##### Provided data
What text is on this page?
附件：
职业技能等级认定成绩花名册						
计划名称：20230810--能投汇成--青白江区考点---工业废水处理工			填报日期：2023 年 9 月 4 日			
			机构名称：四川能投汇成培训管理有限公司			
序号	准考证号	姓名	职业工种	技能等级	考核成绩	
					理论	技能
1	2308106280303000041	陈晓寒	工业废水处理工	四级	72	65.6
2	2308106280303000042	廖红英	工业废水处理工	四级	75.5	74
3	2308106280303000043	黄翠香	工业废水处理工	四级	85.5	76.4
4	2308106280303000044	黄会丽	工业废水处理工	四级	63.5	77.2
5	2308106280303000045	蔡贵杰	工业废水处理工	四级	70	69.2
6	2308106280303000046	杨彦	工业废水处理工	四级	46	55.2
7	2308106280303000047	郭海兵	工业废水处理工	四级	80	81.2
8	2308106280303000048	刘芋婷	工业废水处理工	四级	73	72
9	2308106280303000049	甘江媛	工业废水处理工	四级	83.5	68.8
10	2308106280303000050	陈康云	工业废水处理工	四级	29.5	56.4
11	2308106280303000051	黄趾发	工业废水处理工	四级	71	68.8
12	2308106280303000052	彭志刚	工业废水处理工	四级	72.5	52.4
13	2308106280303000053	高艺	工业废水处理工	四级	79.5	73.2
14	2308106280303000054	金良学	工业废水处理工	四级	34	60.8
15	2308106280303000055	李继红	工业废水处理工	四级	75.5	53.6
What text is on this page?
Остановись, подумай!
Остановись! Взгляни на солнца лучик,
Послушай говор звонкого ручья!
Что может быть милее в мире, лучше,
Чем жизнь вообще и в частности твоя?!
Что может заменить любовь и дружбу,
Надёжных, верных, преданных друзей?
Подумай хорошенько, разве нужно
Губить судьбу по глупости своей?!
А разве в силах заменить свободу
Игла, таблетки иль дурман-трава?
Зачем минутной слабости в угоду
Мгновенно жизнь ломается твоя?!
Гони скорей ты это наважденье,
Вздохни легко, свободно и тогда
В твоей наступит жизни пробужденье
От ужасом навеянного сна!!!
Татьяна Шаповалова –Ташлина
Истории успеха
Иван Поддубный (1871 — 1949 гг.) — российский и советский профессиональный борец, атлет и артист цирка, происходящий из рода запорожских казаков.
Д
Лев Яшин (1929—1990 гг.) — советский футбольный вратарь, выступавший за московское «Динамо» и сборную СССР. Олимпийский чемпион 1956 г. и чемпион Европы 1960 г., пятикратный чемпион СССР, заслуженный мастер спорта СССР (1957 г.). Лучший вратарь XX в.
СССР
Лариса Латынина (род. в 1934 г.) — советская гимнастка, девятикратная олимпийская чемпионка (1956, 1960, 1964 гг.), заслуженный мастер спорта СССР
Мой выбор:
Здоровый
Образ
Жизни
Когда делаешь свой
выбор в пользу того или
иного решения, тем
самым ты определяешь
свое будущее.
##########
##### Provided data
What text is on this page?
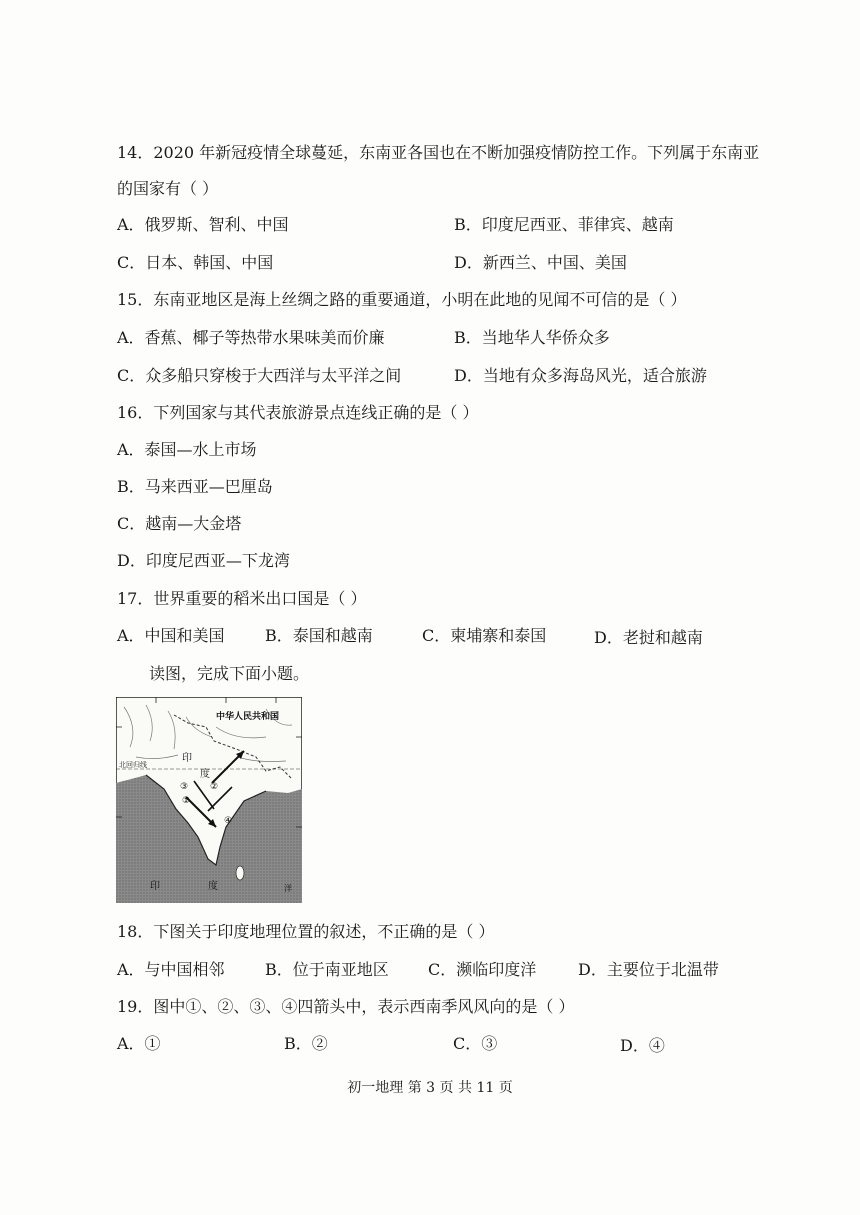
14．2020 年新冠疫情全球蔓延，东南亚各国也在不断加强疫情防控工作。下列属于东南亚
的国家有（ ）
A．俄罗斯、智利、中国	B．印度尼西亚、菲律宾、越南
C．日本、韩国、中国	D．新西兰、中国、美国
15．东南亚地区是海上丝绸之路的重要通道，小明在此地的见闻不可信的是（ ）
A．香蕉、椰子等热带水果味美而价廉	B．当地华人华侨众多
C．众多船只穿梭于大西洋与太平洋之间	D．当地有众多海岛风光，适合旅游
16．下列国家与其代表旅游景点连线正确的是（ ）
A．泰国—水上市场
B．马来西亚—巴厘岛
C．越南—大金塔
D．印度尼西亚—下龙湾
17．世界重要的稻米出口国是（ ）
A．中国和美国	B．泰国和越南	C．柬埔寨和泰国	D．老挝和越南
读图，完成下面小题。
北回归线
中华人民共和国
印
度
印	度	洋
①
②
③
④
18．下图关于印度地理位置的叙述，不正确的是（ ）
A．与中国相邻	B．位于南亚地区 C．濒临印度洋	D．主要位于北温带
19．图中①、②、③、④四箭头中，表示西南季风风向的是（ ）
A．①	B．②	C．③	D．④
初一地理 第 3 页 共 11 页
##########
##### Provided data
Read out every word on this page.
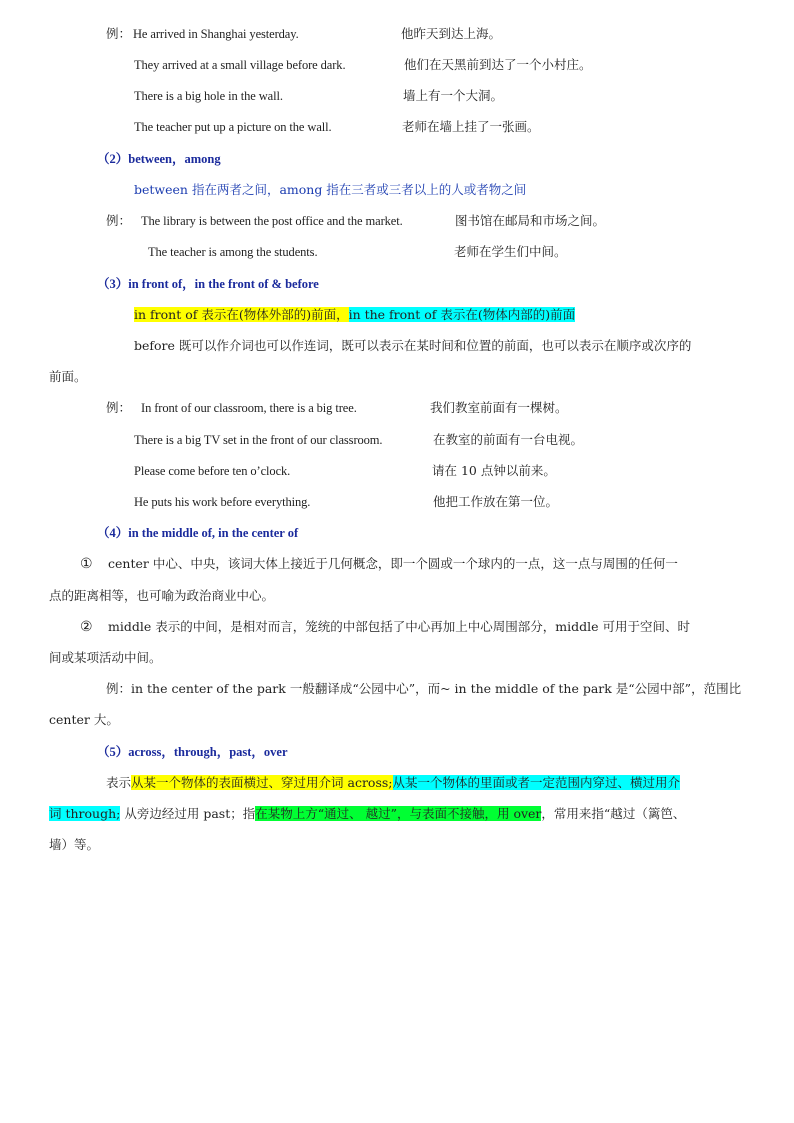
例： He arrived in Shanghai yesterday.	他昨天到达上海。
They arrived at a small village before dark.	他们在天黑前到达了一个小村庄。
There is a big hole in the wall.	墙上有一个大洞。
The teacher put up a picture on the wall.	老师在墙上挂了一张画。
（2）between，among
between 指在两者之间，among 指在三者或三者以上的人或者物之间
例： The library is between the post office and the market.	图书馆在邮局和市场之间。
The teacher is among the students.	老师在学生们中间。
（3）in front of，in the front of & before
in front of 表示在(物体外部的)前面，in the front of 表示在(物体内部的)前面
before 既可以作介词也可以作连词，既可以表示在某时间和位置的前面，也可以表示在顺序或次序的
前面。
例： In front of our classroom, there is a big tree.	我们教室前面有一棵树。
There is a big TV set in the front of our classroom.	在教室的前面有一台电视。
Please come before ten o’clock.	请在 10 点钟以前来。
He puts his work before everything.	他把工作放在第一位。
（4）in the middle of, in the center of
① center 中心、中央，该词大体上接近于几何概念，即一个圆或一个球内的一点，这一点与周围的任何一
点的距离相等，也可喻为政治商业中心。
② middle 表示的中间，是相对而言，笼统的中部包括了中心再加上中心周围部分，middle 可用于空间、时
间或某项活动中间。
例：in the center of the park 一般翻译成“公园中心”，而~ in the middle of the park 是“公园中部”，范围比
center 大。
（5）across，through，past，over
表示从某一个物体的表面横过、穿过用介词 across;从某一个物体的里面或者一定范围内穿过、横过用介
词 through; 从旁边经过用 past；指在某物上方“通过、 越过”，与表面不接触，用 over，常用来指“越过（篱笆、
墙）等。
##########
• What the task requires: Find and copy every line in the entries above where the string "center" occurs.

• Full output:
（4）in the middle of, in the center of
① center 中心、中央，该词大体上接近于几何概念，即一个圆或一个球内的一点，这一点与周围的任何一
例：in the center of the park 一般翻译成“公园中心”，而~ in the middle of the park 是“公园中部”，范围比
center 大。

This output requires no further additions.